Data records:

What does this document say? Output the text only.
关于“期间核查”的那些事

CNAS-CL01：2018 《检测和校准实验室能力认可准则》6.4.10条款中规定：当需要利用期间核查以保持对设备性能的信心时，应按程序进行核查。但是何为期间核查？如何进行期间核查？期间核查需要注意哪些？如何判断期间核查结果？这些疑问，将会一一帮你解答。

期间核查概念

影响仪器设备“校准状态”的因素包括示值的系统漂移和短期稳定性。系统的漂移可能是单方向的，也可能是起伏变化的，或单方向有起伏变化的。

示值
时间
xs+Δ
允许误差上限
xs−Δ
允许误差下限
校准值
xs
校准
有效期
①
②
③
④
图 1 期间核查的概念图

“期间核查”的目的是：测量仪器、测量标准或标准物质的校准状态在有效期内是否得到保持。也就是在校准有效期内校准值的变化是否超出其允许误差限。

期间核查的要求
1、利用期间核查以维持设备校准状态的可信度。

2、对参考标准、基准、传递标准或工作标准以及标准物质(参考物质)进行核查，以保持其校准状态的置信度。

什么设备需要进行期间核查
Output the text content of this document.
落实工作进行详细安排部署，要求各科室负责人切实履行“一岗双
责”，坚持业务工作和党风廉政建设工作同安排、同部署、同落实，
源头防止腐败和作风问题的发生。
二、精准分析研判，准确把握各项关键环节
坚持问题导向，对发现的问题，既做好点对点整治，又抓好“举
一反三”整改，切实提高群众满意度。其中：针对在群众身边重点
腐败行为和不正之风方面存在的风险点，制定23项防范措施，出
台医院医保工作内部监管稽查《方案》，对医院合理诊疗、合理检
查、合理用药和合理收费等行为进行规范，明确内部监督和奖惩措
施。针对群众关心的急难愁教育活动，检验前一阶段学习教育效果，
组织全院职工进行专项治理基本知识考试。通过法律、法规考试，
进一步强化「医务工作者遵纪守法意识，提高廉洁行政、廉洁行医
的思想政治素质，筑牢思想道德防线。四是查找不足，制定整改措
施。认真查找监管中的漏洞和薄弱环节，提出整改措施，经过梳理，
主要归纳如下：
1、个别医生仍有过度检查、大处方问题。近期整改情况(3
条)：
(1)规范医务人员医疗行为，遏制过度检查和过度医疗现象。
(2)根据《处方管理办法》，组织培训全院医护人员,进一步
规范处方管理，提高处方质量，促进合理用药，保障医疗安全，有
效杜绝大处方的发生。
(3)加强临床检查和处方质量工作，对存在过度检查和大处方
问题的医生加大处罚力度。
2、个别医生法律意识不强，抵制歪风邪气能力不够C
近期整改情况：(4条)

Task to complete:
Repeat exactly, and only, the lines from the one containing "Output the text content of this document." through the end of the material.

Task answer:
Output the text content of this document.
落实工作进行详细安排部署，要求各科室负责人切实履行“一岗双
责”，坚持业务工作和党风廉政建设工作同安排、同部署、同落实，
源头防止腐败和作风问题的发生。
二、精准分析研判，准确把握各项关键环节
坚持问题导向，对发现的问题，既做好点对点整治，又抓好“举
一反三”整改，切实提高群众满意度。其中：针对在群众身边重点
腐败行为和不正之风方面存在的风险点，制定23项防范措施，出
台医院医保工作内部监管稽查《方案》，对医院合理诊疗、合理检
查、合理用药和合理收费等行为进行规范，明确内部监督和奖惩措
施。针对群众关心的急难愁教育活动，检验前一阶段学习教育效果，
组织全院职工进行专项治理基本知识考试。通过法律、法规考试，
进一步强化「医务工作者遵纪守法意识，提高廉洁行政、廉洁行医
的思想政治素质，筑牢思想道德防线。四是查找不足，制定整改措
施。认真查找监管中的漏洞和薄弱环节，提出整改措施，经过梳理，
主要归纳如下：
1、个别医生仍有过度检查、大处方问题。近期整改情况(3
条)：
(1)规范医务人员医疗行为，遏制过度检查和过度医疗现象。
(2)根据《处方管理办法》，组织培训全院医护人员,进一步
规范处方管理，提高处方质量，促进合理用药，保障医疗安全，有
效杜绝大处方的发生。
(3)加强临床检查和处方质量工作，对存在过度检查和大处方
问题的医生加大处罚力度。
2、个别医生法律意识不强，抵制歪风邪气能力不够C
近期整改情况：(4条)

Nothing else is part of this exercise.